(Items from a figure collection)
+ + + + +

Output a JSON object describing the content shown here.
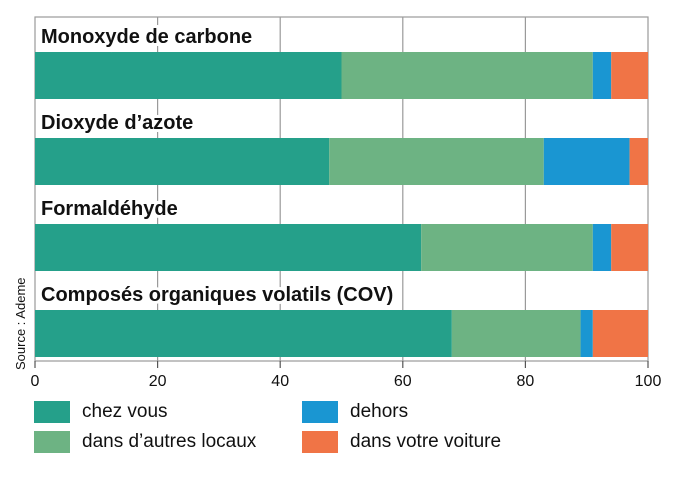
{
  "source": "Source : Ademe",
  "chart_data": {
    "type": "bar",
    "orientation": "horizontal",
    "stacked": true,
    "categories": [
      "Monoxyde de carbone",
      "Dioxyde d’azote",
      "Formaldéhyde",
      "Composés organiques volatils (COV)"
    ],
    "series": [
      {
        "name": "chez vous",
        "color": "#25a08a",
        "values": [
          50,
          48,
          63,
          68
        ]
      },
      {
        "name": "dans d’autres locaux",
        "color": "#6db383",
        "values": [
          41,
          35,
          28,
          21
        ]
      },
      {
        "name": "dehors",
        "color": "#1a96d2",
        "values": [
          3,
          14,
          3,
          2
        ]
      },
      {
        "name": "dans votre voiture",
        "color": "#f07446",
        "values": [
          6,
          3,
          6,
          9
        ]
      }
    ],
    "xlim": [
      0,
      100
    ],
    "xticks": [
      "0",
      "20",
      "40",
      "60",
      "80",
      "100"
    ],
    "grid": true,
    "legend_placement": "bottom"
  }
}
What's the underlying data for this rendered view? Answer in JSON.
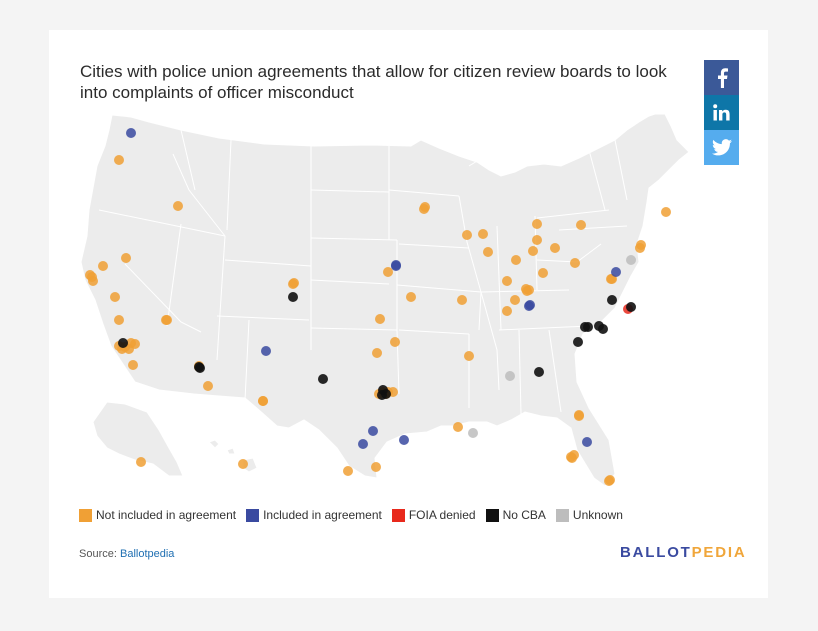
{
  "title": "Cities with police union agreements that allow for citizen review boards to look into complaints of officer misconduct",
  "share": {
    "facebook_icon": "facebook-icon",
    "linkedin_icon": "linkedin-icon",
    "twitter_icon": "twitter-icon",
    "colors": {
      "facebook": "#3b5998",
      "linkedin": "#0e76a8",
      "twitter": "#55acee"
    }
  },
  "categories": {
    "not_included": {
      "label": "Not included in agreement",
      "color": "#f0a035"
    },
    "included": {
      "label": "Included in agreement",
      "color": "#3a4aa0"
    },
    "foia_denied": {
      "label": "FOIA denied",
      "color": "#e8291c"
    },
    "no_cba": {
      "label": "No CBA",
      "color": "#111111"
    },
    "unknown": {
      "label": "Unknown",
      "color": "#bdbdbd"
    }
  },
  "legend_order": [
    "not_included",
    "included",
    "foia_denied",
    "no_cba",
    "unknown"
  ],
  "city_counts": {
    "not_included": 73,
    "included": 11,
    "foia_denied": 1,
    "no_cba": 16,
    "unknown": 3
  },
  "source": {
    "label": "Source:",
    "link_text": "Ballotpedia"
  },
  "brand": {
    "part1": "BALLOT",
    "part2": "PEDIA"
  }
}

+ + + + +

» **Given task**
Return the records exactly. Don't carry the pictures over.

» **Solution for this exercise**
Output a JSON object describing the content shown here.
{
  "source": "Source : Ademe",
  "chart_data": {
    "type": "bar",
    "orientation": "horizontal",
    "stacked": true,
    "categories": [
      "Monoxyde de carbone",
      "Dioxyde d’azote",
      "Formaldéhyde",
      "Composés organiques volatils (COV)"
    ],
    "series": [
      {
        "name": "chez vous",
        "color": "#25a08a",
        "values": [
          50,
          48,
          63,
          68
        ]
      },
      {
        "name": "dans d’autres locaux",
        "color": "#6db383",
        "values": [
          41,
          35,
          28,
          21
        ]
      },
      {
        "name": "dehors",
        "color": "#1a96d2",
        "values": [
          3,
          14,
          3,
          2
        ]
      },
      {
        "name": "dans votre voiture",
        "color": "#f07446",
        "values": [
          6,
          3,
          6,
          9
        ]
      }
    ],
    "xlim": [
      0,
      100
    ],
    "xticks": [
      "0",
      "20",
      "40",
      "60",
      "80",
      "100"
    ],
    "grid": true,
    "legend_placement": "bottom"
  }
}
What's the underlying data for this rendered view? Answer in JSON.
{
  "title": "Cities with police union agreements that allow for citizen review boards to look into complaints of officer misconduct",
  "share": {
    "facebook_icon": "facebook-icon",
    "linkedin_icon": "linkedin-icon",
    "twitter_icon": "twitter-icon",
    "colors": {
      "facebook": "#3b5998",
      "linkedin": "#0e76a8",
      "twitter": "#55acee"
    }
  },
  "categories": {
    "not_included": {
      "label": "Not included in agreement",
      "color": "#f0a035"
    },
    "included": {
      "label": "Included in agreement",
      "color": "#3a4aa0"
    },
    "foia_denied": {
      "label": "FOIA denied",
      "color": "#e8291c"
    },
    "no_cba": {
      "label": "No CBA",
      "color": "#111111"
    },
    "unknown": {
      "label": "Unknown",
      "color": "#bdbdbd"
    }
  },
  "legend_order": [
    "not_included",
    "included",
    "foia_denied",
    "no_cba",
    "unknown"
  ],
  "city_counts": {
    "not_included": 73,
    "included": 11,
    "foia_denied": 1,
    "no_cba": 16,
    "unknown": 3
  },
  "source": {
    "label": "Source:",
    "link_text": "Ballotpedia"
  },
  "brand": {
    "part1": "BALLOT",
    "part2": "PEDIA"
  }
}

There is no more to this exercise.